▶ _To be done_
The records below are to be copied word for word, with every picture left out.

Entries with figure data
(begin)

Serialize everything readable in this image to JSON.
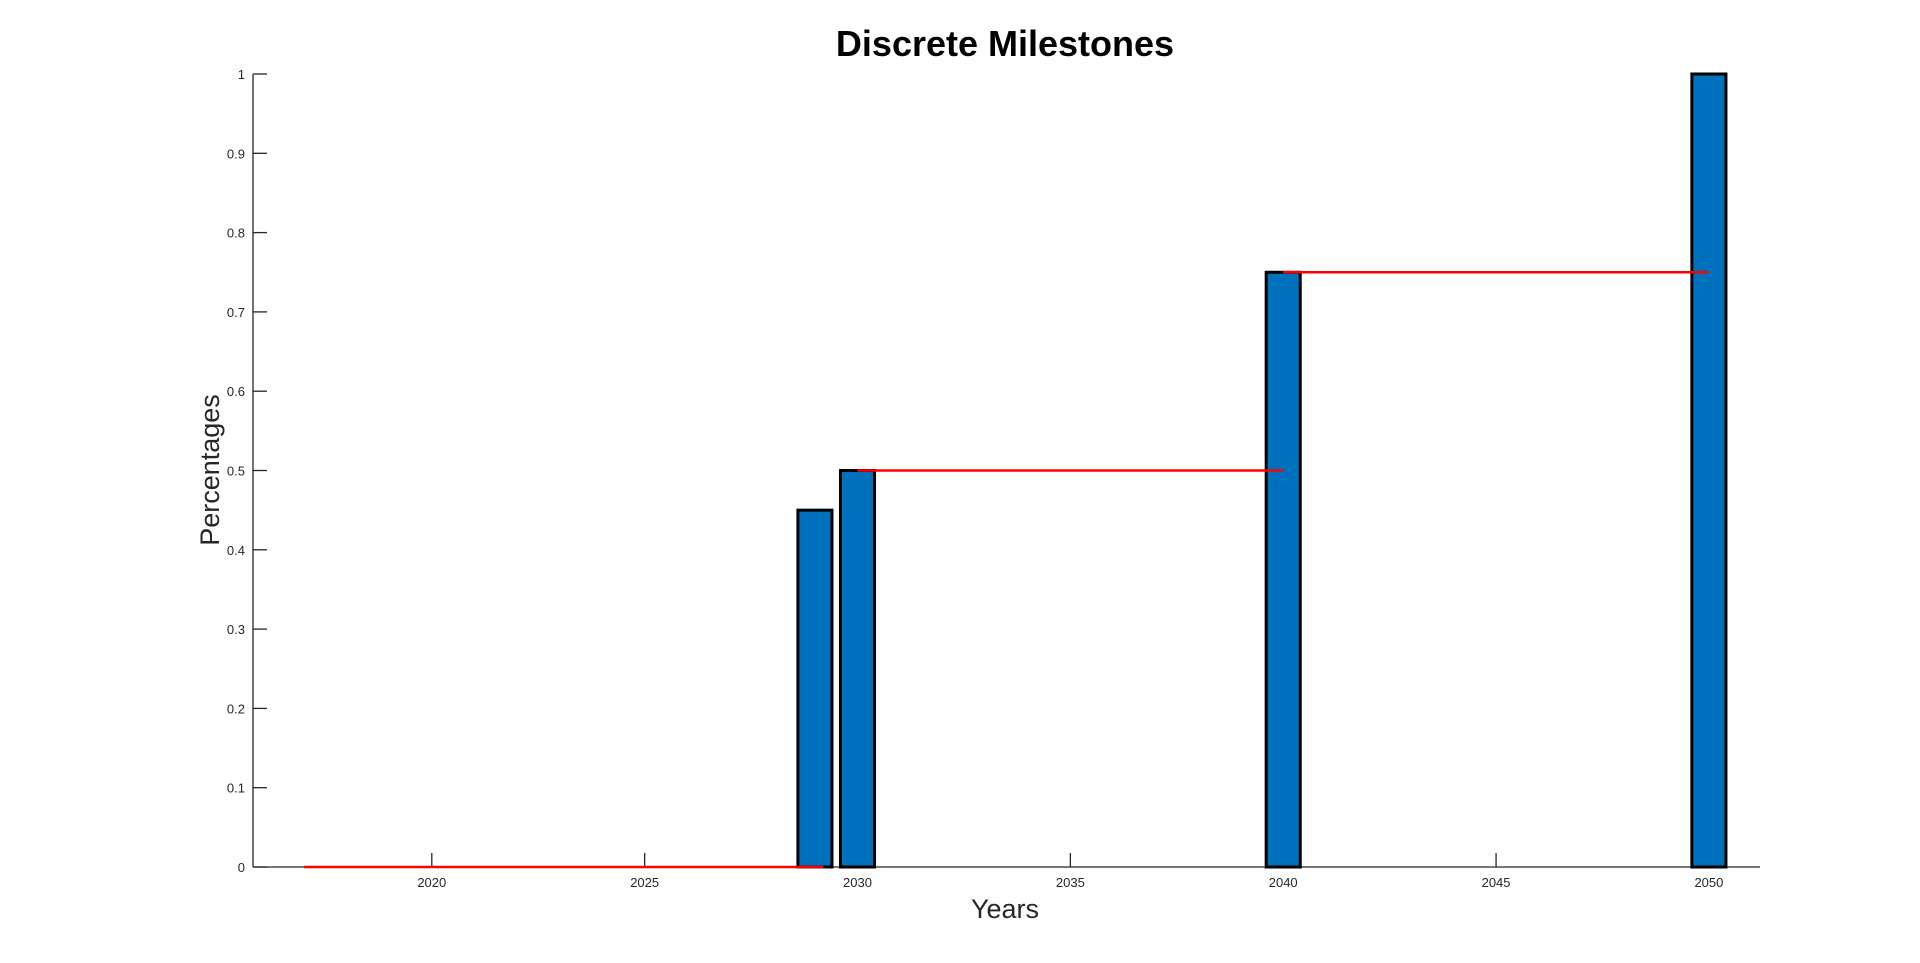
{
  "chart_data": {
    "type": "bar",
    "title": "Discrete Milestones",
    "xlabel": "Years",
    "ylabel": "Percentages",
    "xlim": [
      2015.8,
      2051.2
    ],
    "ylim": [
      0,
      1
    ],
    "xticks": [
      2020,
      2025,
      2030,
      2035,
      2040,
      2045,
      2050
    ],
    "xtick_labels": [
      "2020",
      "2025",
      "2030",
      "2035",
      "2040",
      "2045",
      "2050"
    ],
    "yticks": [
      0,
      0.1,
      0.2,
      0.3,
      0.4,
      0.5,
      0.6,
      0.7,
      0.8,
      0.9,
      1
    ],
    "ytick_labels": [
      "0",
      "0.1",
      "0.2",
      "0.3",
      "0.4",
      "0.5",
      "0.6",
      "0.7",
      "0.8",
      "0.9",
      "1"
    ],
    "grid": false,
    "bar_color": "#0072BD",
    "bar_edge_color": "#000000",
    "bar_width_years": 0.8,
    "bars": [
      {
        "x": 2029,
        "y": 0.45
      },
      {
        "x": 2030,
        "y": 0.5
      },
      {
        "x": 2040,
        "y": 0.75
      },
      {
        "x": 2050,
        "y": 1.0
      }
    ],
    "line_color": "#ff0000",
    "step_segments": [
      {
        "x": [
          2017,
          2029.2
        ],
        "y": 0
      },
      {
        "x": [
          2030,
          2040
        ],
        "y": 0.5
      },
      {
        "x": [
          2040,
          2050
        ],
        "y": 0.75
      }
    ]
  }
}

(end)

▶ _Solution to the problem_
Serialize everything readable in this image to JSON.
{
  "chart_data": {
    "type": "bar",
    "title": "Discrete Milestones",
    "xlabel": "Years",
    "ylabel": "Percentages",
    "xlim": [
      2015.8,
      2051.2
    ],
    "ylim": [
      0,
      1
    ],
    "xticks": [
      2020,
      2025,
      2030,
      2035,
      2040,
      2045,
      2050
    ],
    "xtick_labels": [
      "2020",
      "2025",
      "2030",
      "2035",
      "2040",
      "2045",
      "2050"
    ],
    "yticks": [
      0,
      0.1,
      0.2,
      0.3,
      0.4,
      0.5,
      0.6,
      0.7,
      0.8,
      0.9,
      1
    ],
    "ytick_labels": [
      "0",
      "0.1",
      "0.2",
      "0.3",
      "0.4",
      "0.5",
      "0.6",
      "0.7",
      "0.8",
      "0.9",
      "1"
    ],
    "grid": false,
    "bar_color": "#0072BD",
    "bar_edge_color": "#000000",
    "bar_width_years": 0.8,
    "bars": [
      {
        "x": 2029,
        "y": 0.45
      },
      {
        "x": 2030,
        "y": 0.5
      },
      {
        "x": 2040,
        "y": 0.75
      },
      {
        "x": 2050,
        "y": 1.0
      }
    ],
    "line_color": "#ff0000",
    "step_segments": [
      {
        "x": [
          2017,
          2029.2
        ],
        "y": 0
      },
      {
        "x": [
          2030,
          2040
        ],
        "y": 0.5
      },
      {
        "x": [
          2040,
          2050
        ],
        "y": 0.75
      }
    ]
  }
}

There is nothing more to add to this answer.